== AVAILABLE DATA
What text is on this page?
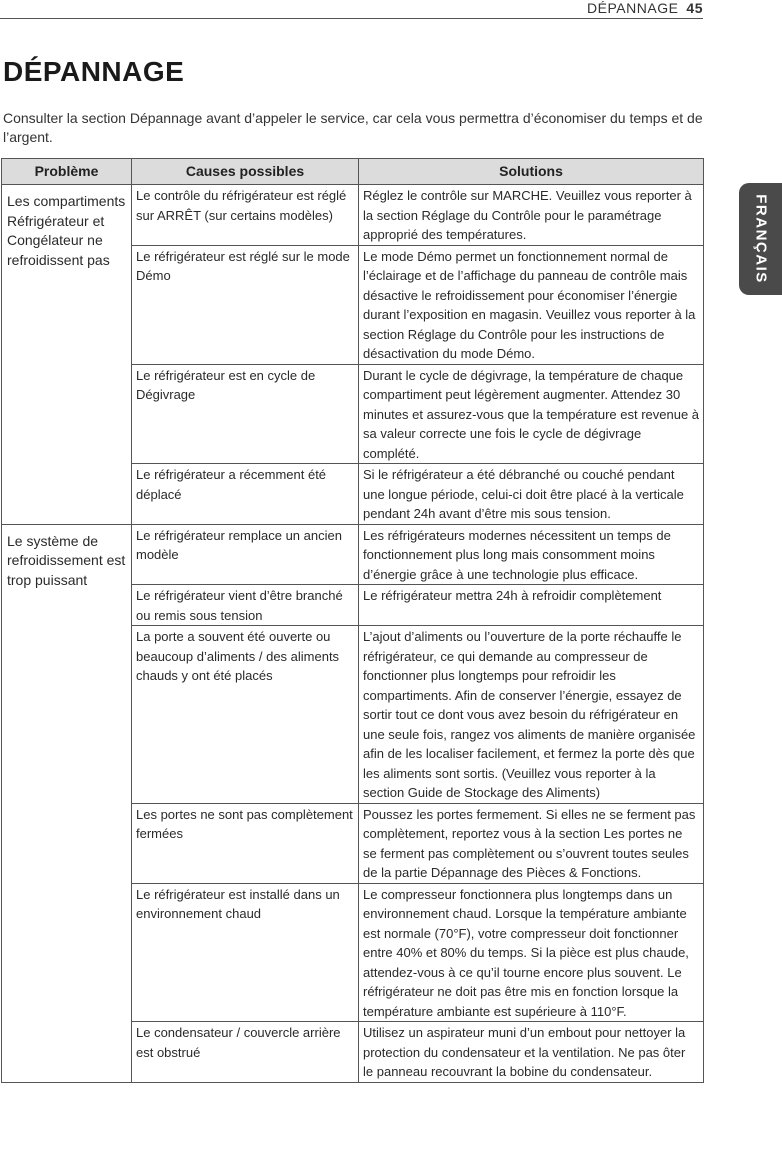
DÉPANNAGE 45
FRANÇAIS
DÉPANNAGE
Consulter la section Dépannage avant d’appeler le service, car cela vous permettra d’économiser du temps et de l’argent.
Problème	Causes possibles	Solutions
Les compartiments Réfrigérateur et Congélateur ne refroidissent pas	Le contrôle du réfrigérateur est réglé sur ARRÊT (sur certains modèles)	Réglez le contrôle sur MARCHE. Veuillez vous reporter à la section Réglage du Contrôle pour le paramétrage approprié des températures.
	Le réfrigérateur est réglé sur le mode Démo	Le mode Démo permet un fonctionnement normal de l’éclairage et de l’affichage du panneau de contrôle mais désactive le refroidissement pour économiser l’énergie durant l’exposition en magasin. Veuillez vous reporter à la section Réglage du Contrôle pour les instructions de désactivation du mode Démo.
	Le réfrigérateur est en cycle de Dégivrage	Durant le cycle de dégivrage, la température de chaque compartiment peut légèrement augmenter. Attendez 30 minutes et assurez-vous que la température est revenue à sa valeur correcte une fois le cycle de dégivrage complété.
	Le réfrigérateur a récemment été déplacé	Si le réfrigérateur a été débranché ou couché pendant une longue période, celui-ci doit être placé à la verticale pendant 24h avant d’être mis sous tension.
Le système de refroidissement est trop puissant	Le réfrigérateur remplace un ancien modèle	Les réfrigérateurs modernes nécessitent un temps de fonctionnement plus long mais consomment moins d’énergie grâce à une technologie plus efficace.
	Le réfrigérateur vient d’être branché ou remis sous tension	Le réfrigérateur mettra 24h à refroidir complètement
	La porte a souvent été ouverte ou beaucoup d’aliments / des aliments chauds y ont été placés	L’ajout d’aliments ou l’ouverture de la porte réchauffe le réfrigérateur, ce qui demande au compresseur de fonctionner plus longtemps pour refroidir les compartiments. Afin de conserver l’énergie, essayez de sortir tout ce dont vous avez besoin du réfrigérateur en une seule fois, rangez vos aliments de manière organisée afin de les localiser facilement, et fermez la porte dès que les aliments sont sortis. (Veuillez vous reporter à la section Guide de Stockage des Aliments)
	Les portes ne sont pas complètement fermées	Poussez les portes fermement. Si elles ne se ferment pas complètement, reportez vous à la section Les portes ne se ferment pas complètement ou s’ouvrent toutes seules de la partie Dépannage des Pièces & Fonctions.
	Le réfrigérateur est installé dans un environnement chaud	Le compresseur fonctionnera plus longtemps dans un environnement chaud. Lorsque la température ambiante est normale (70°F), votre compresseur doit fonctionner entre 40% et 80% du temps. Si la pièce est plus chaude, attendez-vous à ce qu’il tourne encore plus souvent. Le réfrigérateur ne doit pas être mis en fonction lorsque la température ambiante est supérieure à 110°F.
	Le condensateur / couvercle arrière est obstrué	Utilisez un aspirateur muni d’un embout pour nettoyer la protection du condensateur et la ventilation. Ne pas ôter le panneau recouvrant la bobine du condensateur.
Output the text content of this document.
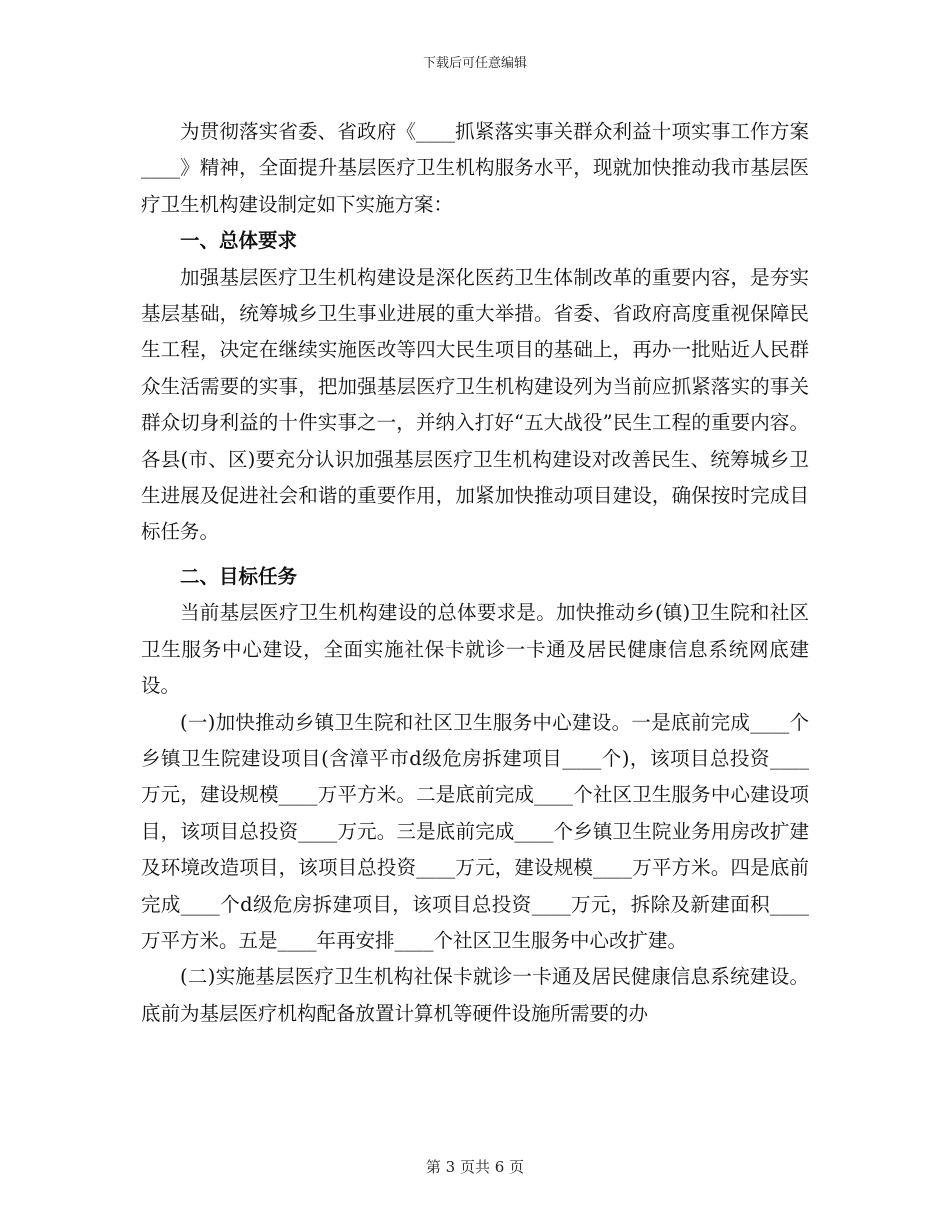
下载后可任意编辑

为贯彻落实省委、省政府《____抓紧落实事关群众利益十项实事工作方案____》精神，全面提升基层医疗卫生机构服务水平，现就加快推动我市基层医疗卫生机构建设制定如下实施方案：

一、总体要求

加强基层医疗卫生机构建设是深化医药卫生体制改革的重要内容，是夯实基层基础，统筹城乡卫生事业进展的重大举措。省委、省政府高度重视保障民生工程，决定在继续实施医改等四大民生项目的基础上，再办一批贴近人民群众生活需要的实事，把加强基层医疗卫生机构建设列为当前应抓紧落实的事关群众切身利益的十件实事之一，并纳入打好“五大战役”民生工程的重要内容。各县(市、区)要充分认识加强基层医疗卫生机构建设对改善民生、统筹城乡卫生进展及促进社会和谐的重要作用，加紧加快推动项目建设，确保按时完成目标任务。

二、目标任务

当前基层医疗卫生机构建设的总体要求是。加快推动乡(镇)卫生院和社区卫生服务中心建设，全面实施社保卡就诊一卡通及居民健康信息系统网底建设。

(一)加快推动乡镇卫生院和社区卫生服务中心建设。一是底前完成____个乡镇卫生院建设项目(含漳平市d级危房拆建项目____个)，该项目总投资____万元，建设规模____万平方米。二是底前完成____个社区卫生服务中心建设项目，该项目总投资____万元。三是底前完成____个乡镇卫生院业务用房改扩建及环境改造项目，该项目总投资____万元，建设规模____万平方米。四是底前完成____个d级危房拆建项目，该项目总投资____万元，拆除及新建面积____万平方米。五是____年再安排____个社区卫生服务中心改扩建。

(二)实施基层医疗卫生机构社保卡就诊一卡通及居民健康信息系统建设。底前为基层医疗机构配备放置计算机等硬件设施所需要的办

第 3 页共 6 页
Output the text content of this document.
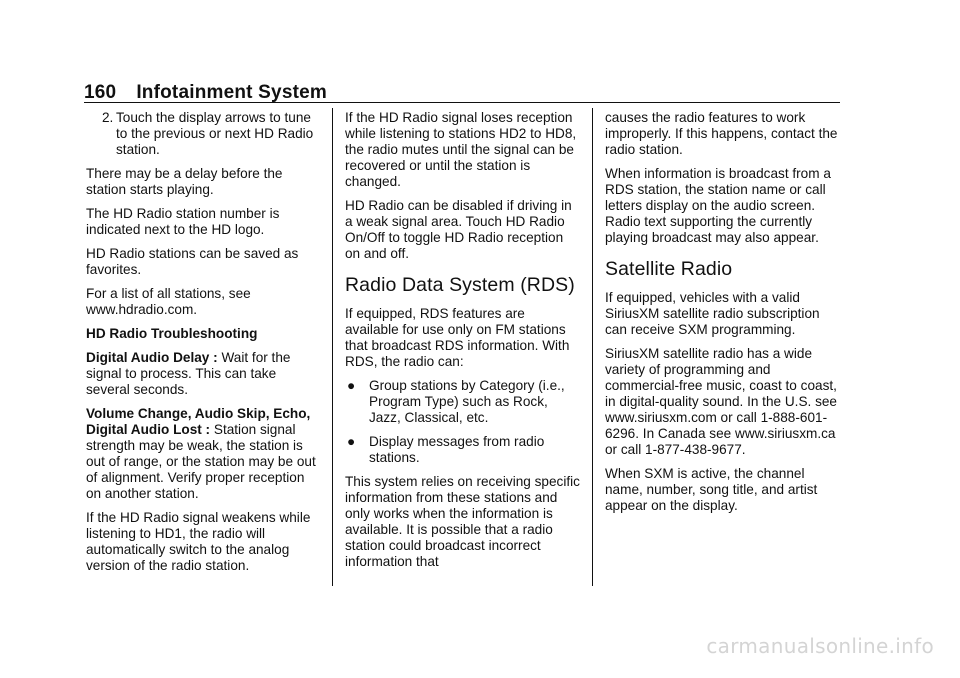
160 Infotainment System
2. Touch the display arrows to tune to the previous or next HD Radio station.

There may be a delay before the station starts playing.

The HD Radio station number is indicated next to the HD logo.

HD Radio stations can be saved as favorites.

For a list of all stations, see www.hdradio.com.

HD Radio Troubleshooting

Digital Audio Delay : Wait for the signal to process. This can take several seconds.

Volume Change, Audio Skip, Echo, Digital Audio Lost : Station signal strength may be weak, the station is out of range, or the station may be out of alignment. Verify proper reception on another station.

If the HD Radio signal weakens while listening to HD1, the radio will automatically switch to the analog version of the radio station.

If the HD Radio signal loses reception while listening to stations HD2 to HD8, the radio mutes until the signal can be recovered or until the station is changed.

HD Radio can be disabled if driving in a weak signal area. Touch HD Radio On/Off to toggle HD Radio reception on and off.

Radio Data System (RDS)

If equipped, RDS features are available for use only on FM stations that broadcast RDS information. With RDS, the radio can:

●	Group stations by Category (i.e., Program Type) such as Rock, Jazz, Classical, etc.
●	Display messages from radio stations.

This system relies on receiving specific information from these stations and only works when the information is available. It is possible that a radio station could broadcast incorrect information that

causes the radio features to work improperly. If this happens, contact the radio station.

When information is broadcast from a RDS station, the station name or call letters display on the audio screen. Radio text supporting the currently playing broadcast may also appear.

Satellite Radio

If equipped, vehicles with a valid SiriusXM satellite radio subscription can receive SXM programming.

SiriusXM satellite radio has a wide variety of programming and commercial-free music, coast to coast, in digital-quality sound. In the U.S. see www.siriusxm.com or call 1-888-601-6296. In Canada see www.siriusxm.ca or call 1-877-438-9677.

When SXM is active, the channel name, number, song title, and artist appear on the display.

carmanualsonline.info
====
▶ _EXERCISE_: Show every line in the entries where the string "features" occurs.

▶ _TASK OUTPUT_:
If equipped, RDS features are available for use only on FM stations that broadcast RDS information. With RDS, the radio can:
causes the radio features to work improperly. If this happens, contact the radio station.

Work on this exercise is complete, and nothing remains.